Search the material for the word "ângulo" and copy each line that holds it.

-------

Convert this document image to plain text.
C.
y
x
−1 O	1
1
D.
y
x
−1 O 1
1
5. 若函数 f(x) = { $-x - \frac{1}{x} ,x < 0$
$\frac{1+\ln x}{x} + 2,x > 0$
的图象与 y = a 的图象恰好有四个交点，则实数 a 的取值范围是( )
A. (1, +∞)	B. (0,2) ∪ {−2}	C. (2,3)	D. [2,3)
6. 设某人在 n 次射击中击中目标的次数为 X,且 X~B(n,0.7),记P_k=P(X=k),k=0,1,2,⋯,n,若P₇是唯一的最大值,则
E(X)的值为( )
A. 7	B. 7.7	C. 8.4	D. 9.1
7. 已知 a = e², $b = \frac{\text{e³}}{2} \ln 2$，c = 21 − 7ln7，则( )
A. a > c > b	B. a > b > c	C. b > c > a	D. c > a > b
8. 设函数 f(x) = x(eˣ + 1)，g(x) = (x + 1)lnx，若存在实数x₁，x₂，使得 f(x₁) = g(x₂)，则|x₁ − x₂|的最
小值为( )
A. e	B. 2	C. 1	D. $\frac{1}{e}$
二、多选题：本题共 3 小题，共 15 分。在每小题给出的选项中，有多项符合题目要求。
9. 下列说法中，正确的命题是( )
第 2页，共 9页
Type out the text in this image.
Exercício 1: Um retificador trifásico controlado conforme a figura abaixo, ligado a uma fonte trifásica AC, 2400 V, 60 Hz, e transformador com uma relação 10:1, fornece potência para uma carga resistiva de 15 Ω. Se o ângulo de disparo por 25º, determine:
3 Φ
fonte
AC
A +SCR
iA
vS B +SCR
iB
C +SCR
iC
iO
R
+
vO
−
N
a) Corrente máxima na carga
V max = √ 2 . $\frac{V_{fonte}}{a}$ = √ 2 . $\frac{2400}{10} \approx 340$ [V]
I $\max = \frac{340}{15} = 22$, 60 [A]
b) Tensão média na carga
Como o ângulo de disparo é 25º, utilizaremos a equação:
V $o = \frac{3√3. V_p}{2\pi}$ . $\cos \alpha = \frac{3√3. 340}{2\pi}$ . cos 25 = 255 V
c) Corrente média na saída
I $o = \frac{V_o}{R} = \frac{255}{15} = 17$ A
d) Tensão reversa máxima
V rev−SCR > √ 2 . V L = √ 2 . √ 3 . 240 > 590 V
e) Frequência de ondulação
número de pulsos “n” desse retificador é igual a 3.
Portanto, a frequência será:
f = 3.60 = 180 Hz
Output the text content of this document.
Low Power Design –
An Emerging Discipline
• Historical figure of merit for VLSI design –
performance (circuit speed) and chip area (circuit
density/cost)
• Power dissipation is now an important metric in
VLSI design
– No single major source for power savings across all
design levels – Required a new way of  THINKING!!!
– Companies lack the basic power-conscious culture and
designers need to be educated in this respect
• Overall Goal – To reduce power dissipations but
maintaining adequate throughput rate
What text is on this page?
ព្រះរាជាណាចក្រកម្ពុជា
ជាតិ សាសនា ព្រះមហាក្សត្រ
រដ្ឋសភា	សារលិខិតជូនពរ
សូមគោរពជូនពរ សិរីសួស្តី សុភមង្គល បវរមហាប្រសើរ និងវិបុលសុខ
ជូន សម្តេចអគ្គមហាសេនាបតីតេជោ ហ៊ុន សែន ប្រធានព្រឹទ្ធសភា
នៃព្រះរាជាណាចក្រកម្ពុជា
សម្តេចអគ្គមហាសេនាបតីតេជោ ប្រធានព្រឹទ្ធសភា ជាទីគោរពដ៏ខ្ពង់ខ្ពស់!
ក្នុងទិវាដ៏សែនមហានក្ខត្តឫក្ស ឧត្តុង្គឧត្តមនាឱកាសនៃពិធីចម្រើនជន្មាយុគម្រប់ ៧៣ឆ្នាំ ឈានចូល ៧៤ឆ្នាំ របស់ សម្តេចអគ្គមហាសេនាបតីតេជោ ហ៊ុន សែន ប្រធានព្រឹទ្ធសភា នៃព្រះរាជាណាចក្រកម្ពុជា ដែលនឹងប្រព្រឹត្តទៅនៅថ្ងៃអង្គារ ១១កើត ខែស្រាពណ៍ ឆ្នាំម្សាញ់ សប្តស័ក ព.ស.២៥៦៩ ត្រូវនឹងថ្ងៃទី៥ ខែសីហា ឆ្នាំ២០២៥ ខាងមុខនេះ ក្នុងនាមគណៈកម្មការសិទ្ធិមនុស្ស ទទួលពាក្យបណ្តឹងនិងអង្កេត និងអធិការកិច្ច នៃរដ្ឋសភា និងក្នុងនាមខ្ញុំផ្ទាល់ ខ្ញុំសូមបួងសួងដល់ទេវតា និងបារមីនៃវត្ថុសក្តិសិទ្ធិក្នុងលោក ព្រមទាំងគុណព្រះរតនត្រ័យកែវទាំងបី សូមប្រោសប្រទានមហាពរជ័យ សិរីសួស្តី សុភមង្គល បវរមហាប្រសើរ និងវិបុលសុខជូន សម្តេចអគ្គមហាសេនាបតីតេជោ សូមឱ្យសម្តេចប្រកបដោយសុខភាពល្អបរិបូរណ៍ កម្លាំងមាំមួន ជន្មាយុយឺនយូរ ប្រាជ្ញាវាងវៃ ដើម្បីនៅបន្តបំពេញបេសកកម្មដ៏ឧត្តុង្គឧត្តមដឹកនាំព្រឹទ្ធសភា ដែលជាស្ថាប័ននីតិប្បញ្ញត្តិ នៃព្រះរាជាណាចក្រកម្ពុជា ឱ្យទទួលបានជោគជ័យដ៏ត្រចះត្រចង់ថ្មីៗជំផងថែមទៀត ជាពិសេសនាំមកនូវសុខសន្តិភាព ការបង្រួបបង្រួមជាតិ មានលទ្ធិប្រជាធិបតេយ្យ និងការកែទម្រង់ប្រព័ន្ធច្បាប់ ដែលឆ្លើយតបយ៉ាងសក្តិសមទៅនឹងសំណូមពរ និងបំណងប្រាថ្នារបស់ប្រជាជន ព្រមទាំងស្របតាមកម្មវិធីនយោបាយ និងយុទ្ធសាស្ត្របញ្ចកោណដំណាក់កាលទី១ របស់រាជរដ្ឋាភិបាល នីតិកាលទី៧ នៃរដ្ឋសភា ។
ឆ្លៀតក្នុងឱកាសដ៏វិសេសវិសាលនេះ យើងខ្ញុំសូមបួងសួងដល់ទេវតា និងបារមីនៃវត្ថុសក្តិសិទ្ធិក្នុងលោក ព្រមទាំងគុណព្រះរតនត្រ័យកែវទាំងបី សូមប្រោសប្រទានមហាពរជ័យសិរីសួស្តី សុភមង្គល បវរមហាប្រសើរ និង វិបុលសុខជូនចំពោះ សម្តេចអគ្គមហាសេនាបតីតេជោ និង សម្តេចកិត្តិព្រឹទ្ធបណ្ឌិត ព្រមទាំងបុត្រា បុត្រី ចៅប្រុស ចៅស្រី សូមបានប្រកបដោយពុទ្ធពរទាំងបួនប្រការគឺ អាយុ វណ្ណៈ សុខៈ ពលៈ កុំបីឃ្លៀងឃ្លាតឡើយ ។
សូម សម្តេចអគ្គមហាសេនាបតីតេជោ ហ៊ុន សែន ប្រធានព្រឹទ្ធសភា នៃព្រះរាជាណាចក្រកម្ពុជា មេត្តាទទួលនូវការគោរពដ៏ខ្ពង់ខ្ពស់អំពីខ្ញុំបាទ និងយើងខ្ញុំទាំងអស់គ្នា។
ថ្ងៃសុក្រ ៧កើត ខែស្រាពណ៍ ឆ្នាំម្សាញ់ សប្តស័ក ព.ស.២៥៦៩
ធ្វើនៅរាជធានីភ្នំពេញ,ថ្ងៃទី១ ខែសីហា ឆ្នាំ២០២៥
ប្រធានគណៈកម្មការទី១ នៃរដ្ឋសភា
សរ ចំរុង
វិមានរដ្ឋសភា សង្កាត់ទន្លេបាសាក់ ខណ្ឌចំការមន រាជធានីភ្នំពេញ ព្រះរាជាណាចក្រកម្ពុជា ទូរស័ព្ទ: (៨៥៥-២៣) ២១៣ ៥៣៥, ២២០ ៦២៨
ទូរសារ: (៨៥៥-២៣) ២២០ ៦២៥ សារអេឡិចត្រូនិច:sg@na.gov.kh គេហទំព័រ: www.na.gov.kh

-------

EXERCISE RESPONSE:
Exercício 1: Um retificador trifásico controlado conforme a figura abaixo, ligado a uma fonte trifásica AC, 2400 V, 60 Hz, e transformador com uma relação 10:1, fornece potência para uma carga resistiva de 15 Ω. Se o ângulo de disparo por 25º, determine:
Como o ângulo de disparo é 25º, utilizaremos a equação:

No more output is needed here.